#### Goal
In the entries below, find every line holding the string "first" and collect it.

#### Supplied material
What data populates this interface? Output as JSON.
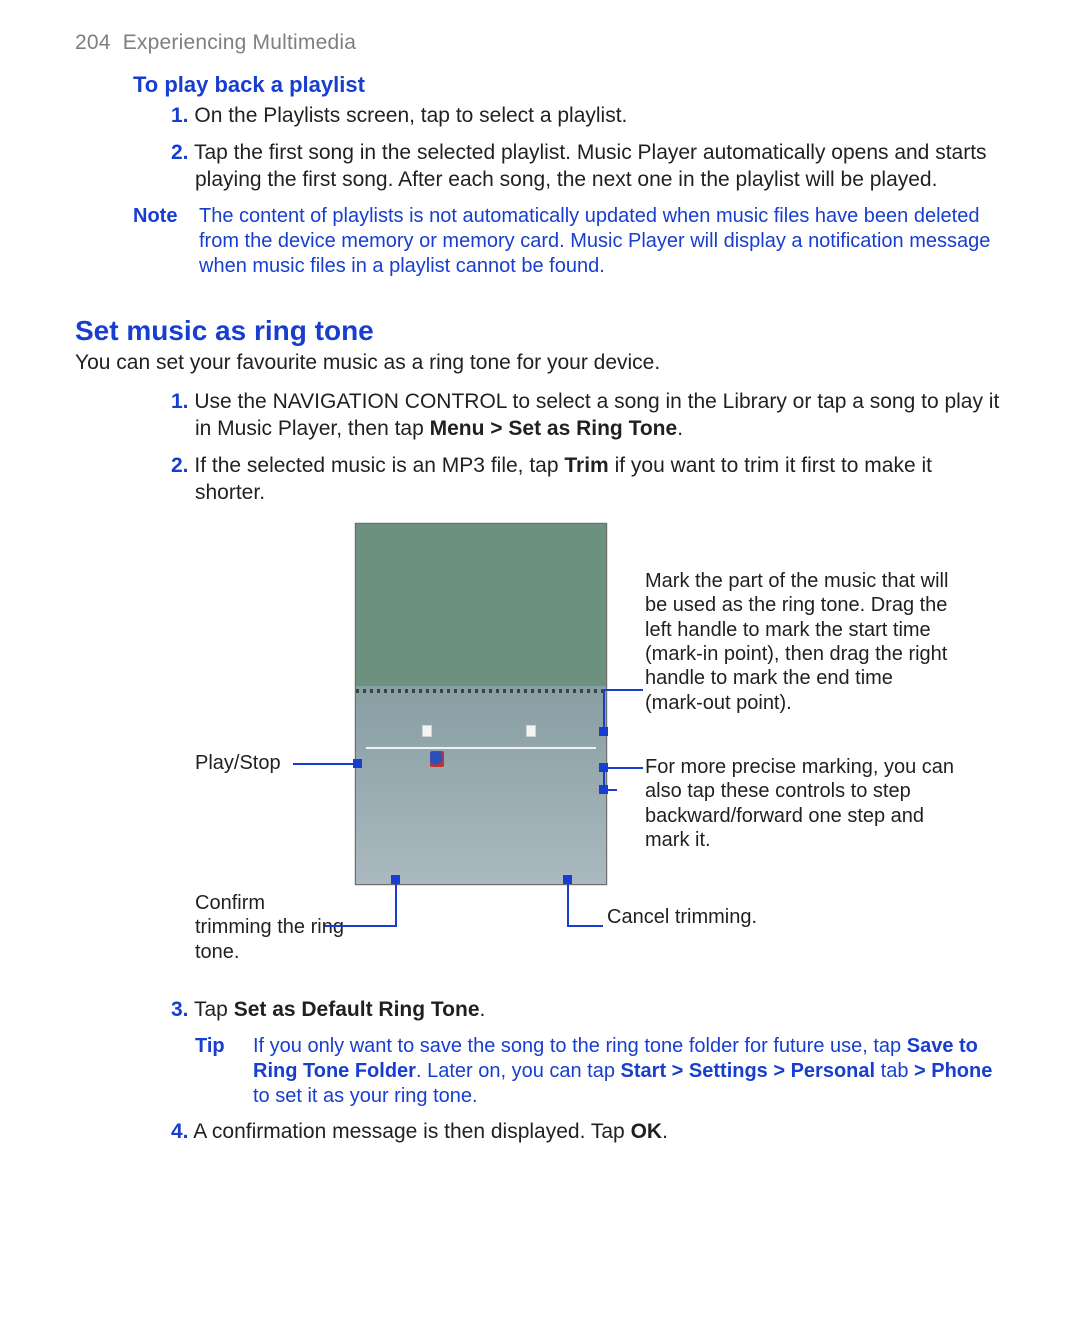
{
  "header": {
    "page_number": "204",
    "chapter": "Experiencing Multimedia"
  },
  "section1": {
    "heading": "To play back a playlist",
    "steps": {
      "s1_num": "1.",
      "s1_text": "On the Playlists screen, tap to select a playlist.",
      "s2_num": "2.",
      "s2_text": "Tap the first song in the selected playlist. Music Player automatically opens and starts playing the first song. After each song, the next one in the playlist will be played."
    },
    "note_label": "Note",
    "note_body": "The content of playlists is not automatically updated when music files have been deleted from the device memory or memory card. Music Player will display a notification message when music files in a playlist cannot be found."
  },
  "section2": {
    "heading": "Set music as ring tone",
    "intro": "You can set your favourite music as a ring tone for your device.",
    "steps": {
      "s1_num": "1.",
      "s1_a": "Use the NAVIGATION CONTROL to select a song in the Library or tap a song to play it in Music Player, then tap ",
      "s1_b": "Menu > Set as Ring Tone",
      "s1_c": ".",
      "s2_num": "2.",
      "s2_a": "If the selected music is an MP3 file, tap ",
      "s2_b": "Trim",
      "s2_c": " if you want to trim it first to make it shorter.",
      "s3_num": "3.",
      "s3_a": "Tap ",
      "s3_b": "Set as Default Ring Tone",
      "s3_c": ".",
      "s4_num": "4.",
      "s4_a": "A confirmation message is then displayed. Tap ",
      "s4_b": "OK",
      "s4_c": "."
    },
    "tip_label": "Tip",
    "tip": {
      "a": "If you only want to save the song to the ring tone folder for future use, tap ",
      "b": "Save to Ring Tone Folder",
      "c": ". Later on, you can tap ",
      "d": "Start > Settings > Personal",
      "e": " tab ",
      "f": "> Phone",
      "g": " to set it as your ring tone."
    },
    "callouts": {
      "playstop": "Play/Stop",
      "confirm": "Confirm trimming the ring tone.",
      "cancel": "Cancel trimming.",
      "mark": "Mark the part of the music that will be used as the ring tone. Drag the left handle to mark the start time (mark-in point), then drag the right handle to mark the end time (mark-out point).",
      "precise": "For more precise marking, you can also tap these controls to step backward/forward one step and mark it."
    }
  }
}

#### Answer below
      "s2_text": "Tap the first song in the selected playlist. Music Player automatically opens and starts playing the first song. After each song, the next one in the playlist will be played."
      "s2_c": " if you want to trim it first to make it shorter.",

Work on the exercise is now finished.